Exercise data

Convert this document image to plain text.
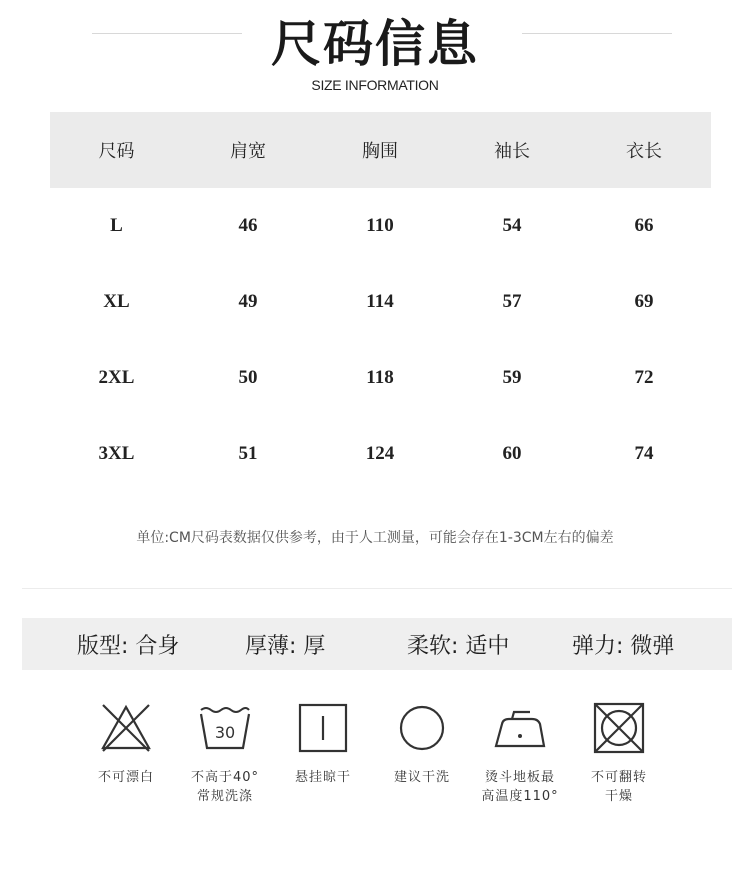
尺码信息
SIZE INFORMATION
尺码	肩宽	胸围	袖长	衣长
L	46	110	54	66
XL	49	114	57	69
2XL	50	118	59	72
3XL	51	124	60	74
单位:CM尺码表数据仅供参考，由于人工测量，可能会存在1-3CM左右的偏差
版型: 合身	厚薄: 厚	柔软: 适中	弹力: 微弹
不可漂白
30
不高于40°
常规洗涤
悬挂晾干	建议干洗	烫斗地板最
高温度110°
不可翻转
干燥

Given instruction
Retype the listing exactly. Pictures do not belong in the copy.

Task response
Convert this document image to plain text.
尺码信息
SIZE INFORMATION
尺码	肩宽	胸围	袖长	衣长
L	46	110	54	66
XL	49	114	57	69
2XL	50	118	59	72
3XL	51	124	60	74
单位:CM尺码表数据仅供参考，由于人工测量，可能会存在1-3CM左右的偏差
版型: 合身	厚薄: 厚	柔软: 适中	弹力: 微弹
不可漂白
30
不高于40°
常规洗涤
悬挂晾干	建议干洗	烫斗地板最
高温度110°
不可翻转
干燥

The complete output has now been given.